> _Required work_
Copy out every line of the records below word for word, leaving out the pictures.

> _Dataset records_
....

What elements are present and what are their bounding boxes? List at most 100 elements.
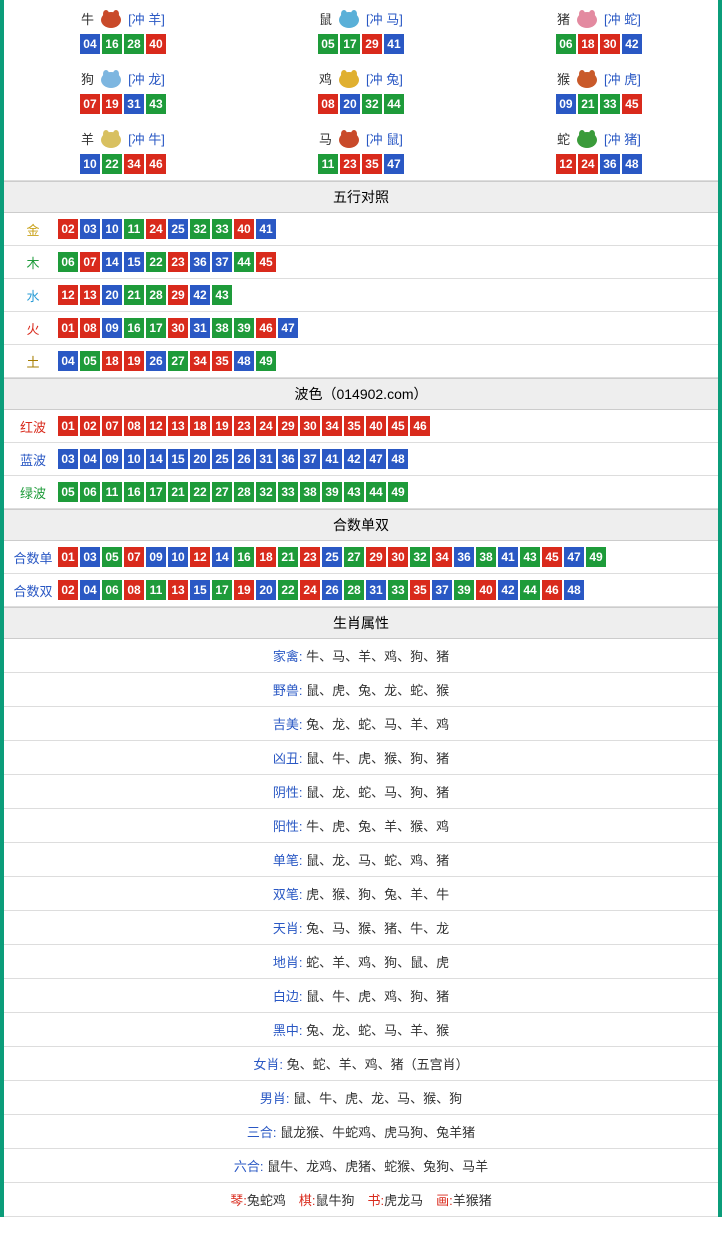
number-badge: 46: [542, 580, 562, 600]
attr-label: 家禽:: [273, 649, 306, 664]
number-badge: 11: [102, 482, 122, 502]
qin-row: 琴:兔蛇鸡 棋:鼠牛狗 书:虎龙马 画:羊猴猪: [4, 1183, 718, 1217]
data-row: 合数双0204060811131517192022242628313335373…: [4, 574, 718, 607]
zodiac-icon: [334, 66, 364, 90]
number-badge: 21: [578, 94, 598, 114]
number-badge: 33: [278, 482, 298, 502]
attr-label: 六合:: [234, 1159, 267, 1174]
number-badge: 01: [58, 547, 78, 567]
number-badge: 13: [168, 580, 188, 600]
attr-label: 地肖:: [273, 955, 306, 970]
number-badge: 08: [124, 416, 144, 436]
number-badge: 34: [432, 547, 452, 567]
number-badge: 19: [212, 416, 232, 436]
number-badge: 02: [58, 219, 78, 239]
number-badge: 15: [124, 252, 144, 272]
number-badge: 08: [80, 318, 100, 338]
number-badge: 01: [58, 318, 78, 338]
number-badge: 47: [278, 318, 298, 338]
zodiac-icon: [96, 6, 126, 30]
attr-value: 鼠牛、龙鸡、虎猪、蛇猴、兔狗、马羊: [267, 1159, 488, 1174]
shengxiao-header: 生肖属性: [4, 607, 718, 639]
number-badge: 29: [366, 547, 386, 567]
zodiac-icon: [572, 66, 602, 90]
row-label: 合数双: [8, 581, 58, 600]
number-badge: 44: [366, 482, 386, 502]
number-badge: 22: [278, 580, 298, 600]
zodiac-conflict: [冲 鼠]: [366, 129, 403, 148]
number-badge: 23: [300, 547, 320, 567]
number-badge: 18: [102, 351, 122, 371]
zodiac-cell: 猪[冲 蛇]06183042: [480, 0, 718, 60]
data-row: 土04051819262734354849: [4, 345, 718, 378]
number-badge: 20: [340, 94, 360, 114]
wuxing-header: 五行对照: [4, 181, 718, 213]
number-badge: 26: [146, 351, 166, 371]
zodiac-conflict: [冲 猪]: [604, 129, 641, 148]
attr-row: 天肖: 兔、马、猴、猪、牛、龙: [4, 911, 718, 945]
data-row: 绿波05061116172122272832333839434449: [4, 476, 718, 509]
attr-value: 蛇、羊、鸡、狗、鼠、虎: [306, 955, 449, 970]
number-badge: 49: [256, 351, 276, 371]
attr-row: 家禽: 牛、马、羊、鸡、狗、猪: [4, 639, 718, 673]
number-badge: 48: [564, 580, 584, 600]
number-badge: 43: [212, 285, 232, 305]
number-badge: 40: [146, 34, 166, 54]
zodiac-conflict: [冲 马]: [366, 9, 403, 28]
number-badge: 32: [410, 547, 430, 567]
number-badge: 21: [124, 285, 144, 305]
qin-label: 画:: [436, 1193, 453, 1208]
number-badge: 14: [146, 449, 166, 469]
number-badge: 28: [344, 580, 364, 600]
number-badge: 07: [102, 416, 122, 436]
zodiac-name: 鼠: [319, 9, 332, 28]
number-badge: 47: [384, 154, 404, 174]
number-badge: 06: [58, 252, 78, 272]
attr-value: 鼠、虎、兔、龙、蛇、猴: [306, 683, 449, 698]
attr-row: 阴性: 鼠、龙、蛇、马、狗、猪: [4, 775, 718, 809]
attr-row: 野兽: 鼠、虎、兔、龙、蛇、猴: [4, 673, 718, 707]
zodiac-cell: 马[冲 鼠]11233547: [242, 120, 480, 180]
number-badge: 18: [578, 34, 598, 54]
number-badge: 20: [190, 449, 210, 469]
number-badge: 17: [340, 34, 360, 54]
number-badge: 29: [278, 416, 298, 436]
number-badge: 40: [234, 219, 254, 239]
data-row: 火0108091617303138394647: [4, 312, 718, 345]
number-badge: 05: [318, 34, 338, 54]
number-badge: 24: [146, 219, 166, 239]
number-badge: 46: [410, 416, 430, 436]
attr-value: 鼠龙猴、牛蛇鸡、虎马狗、兔羊猪: [280, 1125, 475, 1140]
attr-value: 鼠、龙、蛇、马、狗、猪: [306, 785, 449, 800]
number-badge: 42: [498, 580, 518, 600]
zodiac-icon: [96, 126, 126, 150]
number-badge: 40: [476, 580, 496, 600]
qin-label: 琴:: [230, 1193, 247, 1208]
attr-value: 兔、龙、蛇、马、羊、鸡: [306, 717, 449, 732]
data-row: 水1213202128294243: [4, 279, 718, 312]
number-badge: 25: [168, 219, 188, 239]
number-badge: 32: [256, 482, 276, 502]
number-badge: 20: [102, 285, 122, 305]
number-badge: 37: [300, 449, 320, 469]
number-badge: 26: [234, 449, 254, 469]
number-badge: 02: [80, 416, 100, 436]
number-badge: 41: [498, 547, 518, 567]
zodiac-name: 马: [319, 129, 332, 148]
zodiac-cell: 猴[冲 虎]09213345: [480, 60, 718, 120]
number-badge: 35: [362, 154, 382, 174]
number-badge: 04: [58, 351, 78, 371]
number-badge: 16: [234, 547, 254, 567]
number-badge: 19: [234, 580, 254, 600]
number-badge: 21: [168, 482, 188, 502]
number-badge: 33: [212, 219, 232, 239]
number-badge: 27: [212, 482, 232, 502]
number-badge: 12: [190, 547, 210, 567]
number-badge: 17: [212, 580, 232, 600]
number-badge: 25: [212, 449, 232, 469]
number-badge: 17: [146, 318, 166, 338]
number-badge: 35: [212, 351, 232, 371]
number-badge: 03: [58, 449, 78, 469]
number-badge: 19: [124, 351, 144, 371]
attr-row: 三合: 鼠龙猴、牛蛇鸡、虎马狗、兔羊猪: [4, 1115, 718, 1149]
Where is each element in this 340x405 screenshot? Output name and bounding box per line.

....

> _Output_
What elements are present and what are their bounding boxes? List at most 100 elements.
number-badge: 46: [542, 580, 562, 600]
attr-label: 家禽:: [273, 649, 306, 664]
number-badge: 11: [102, 482, 122, 502]
qin-row: 琴:兔蛇鸡 棋:鼠牛狗 书:虎龙马 画:羊猴猪: [4, 1183, 718, 1217]
data-row: 合数双0204060811131517192022242628313335373…: [4, 574, 718, 607]
zodiac-icon: [334, 66, 364, 90]
number-badge: 21: [578, 94, 598, 114]
number-badge: 33: [278, 482, 298, 502]
attr-label: 六合:: [234, 1159, 267, 1174]
number-badge: 01: [58, 547, 78, 567]
number-badge: 13: [168, 580, 188, 600]
attr-label: 地肖:: [273, 955, 306, 970]
number-badge: 08: [124, 416, 144, 436]
number-badge: 34: [432, 547, 452, 567]
number-badge: 19: [212, 416, 232, 436]
number-badge: 02: [58, 219, 78, 239]
number-badge: 15: [124, 252, 144, 272]
number-badge: 08: [80, 318, 100, 338]
number-badge: 01: [58, 318, 78, 338]
number-badge: 47: [278, 318, 298, 338]
zodiac-icon: [96, 6, 126, 30]
attr-value: 鼠牛、龙鸡、虎猪、蛇猴、兔狗、马羊: [267, 1159, 488, 1174]
shengxiao-header: 生肖属性: [4, 607, 718, 639]
number-badge: 29: [366, 547, 386, 567]
zodiac-icon: [572, 66, 602, 90]
row-label: 合数双: [8, 581, 58, 600]
number-badge: 44: [366, 482, 386, 502]
number-badge: 22: [278, 580, 298, 600]
zodiac-conflict: [冲 鼠]: [366, 129, 403, 148]
number-badge: 23: [300, 547, 320, 567]
number-badge: 18: [102, 351, 122, 371]
zodiac-cell: 猪[冲 蛇]06183042: [480, 0, 718, 60]
data-row: 土04051819262734354849: [4, 345, 718, 378]
number-badge: 20: [340, 94, 360, 114]
wuxing-header: 五行对照: [4, 181, 718, 213]
number-badge: 26: [146, 351, 166, 371]
zodiac-conflict: [冲 猪]: [604, 129, 641, 148]
attr-row: 天肖: 兔、马、猴、猪、牛、龙: [4, 911, 718, 945]
data-row: 绿波05061116172122272832333839434449: [4, 476, 718, 509]
attr-value: 蛇、羊、鸡、狗、鼠、虎: [306, 955, 449, 970]
number-badge: 49: [256, 351, 276, 371]
attr-row: 家禽: 牛、马、羊、鸡、狗、猪: [4, 639, 718, 673]
number-badge: 48: [564, 580, 584, 600]
number-badge: 43: [212, 285, 232, 305]
number-badge: 40: [146, 34, 166, 54]
zodiac-conflict: [冲 马]: [366, 9, 403, 28]
number-badge: 32: [410, 547, 430, 567]
number-badge: 21: [124, 285, 144, 305]
qin-label: 画:: [436, 1193, 453, 1208]
number-badge: 14: [146, 449, 166, 469]
number-badge: 28: [344, 580, 364, 600]
number-badge: 07: [102, 416, 122, 436]
zodiac-name: 鼠: [319, 9, 332, 28]
number-badge: 47: [384, 154, 404, 174]
number-badge: 06: [58, 252, 78, 272]
attr-value: 鼠、虎、兔、龙、蛇、猴: [306, 683, 449, 698]
attr-row: 阴性: 鼠、龙、蛇、马、狗、猪: [4, 775, 718, 809]
attr-row: 野兽: 鼠、虎、兔、龙、蛇、猴: [4, 673, 718, 707]
zodiac-cell: 马[冲 鼠]11233547: [242, 120, 480, 180]
number-badge: 18: [578, 34, 598, 54]
number-badge: 20: [190, 449, 210, 469]
number-badge: 17: [340, 34, 360, 54]
number-badge: 29: [278, 416, 298, 436]
number-badge: 40: [234, 219, 254, 239]
data-row: 火0108091617303138394647: [4, 312, 718, 345]
number-badge: 05: [318, 34, 338, 54]
number-badge: 24: [146, 219, 166, 239]
number-badge: 46: [410, 416, 430, 436]
attr-value: 鼠龙猴、牛蛇鸡、虎马狗、兔羊猪: [280, 1125, 475, 1140]
attr-value: 鼠、龙、蛇、马、狗、猪: [306, 785, 449, 800]
number-badge: 42: [498, 580, 518, 600]
zodiac-icon: [96, 126, 126, 150]
number-badge: 40: [476, 580, 496, 600]
qin-label: 琴:: [230, 1193, 247, 1208]
attr-value: 兔、龙、蛇、马、羊、鸡: [306, 717, 449, 732]
data-row: 水1213202128294243: [4, 279, 718, 312]
number-badge: 25: [168, 219, 188, 239]
number-badge: 32: [256, 482, 276, 502]
number-badge: 20: [102, 285, 122, 305]
number-badge: 37: [300, 449, 320, 469]
number-badge: 26: [234, 449, 254, 469]
number-badge: 02: [80, 416, 100, 436]
number-badge: 41: [498, 547, 518, 567]
zodiac-name: 马: [319, 129, 332, 148]
zodiac-cell: 猴[冲 虎]09213345: [480, 60, 718, 120]
number-badge: 35: [362, 154, 382, 174]
number-badge: 04: [58, 351, 78, 371]
number-badge: 16: [234, 547, 254, 567]
number-badge: 19: [234, 580, 254, 600]
number-badge: 21: [168, 482, 188, 502]
number-badge: 33: [212, 219, 232, 239]
number-badge: 27: [212, 482, 232, 502]
number-badge: 12: [190, 547, 210, 567]
number-badge: 17: [212, 580, 232, 600]
number-badge: 25: [212, 449, 232, 469]
number-badge: 17: [146, 318, 166, 338]
number-badge: 35: [212, 351, 232, 371]
number-badge: 03: [58, 449, 78, 469]
number-badge: 19: [124, 351, 144, 371]
attr-row: 三合: 鼠龙猴、牛蛇鸡、虎马狗、兔羊猪: [4, 1115, 718, 1149]
Where is each element in this 340x405 screenshot? Output name and bounding box per line.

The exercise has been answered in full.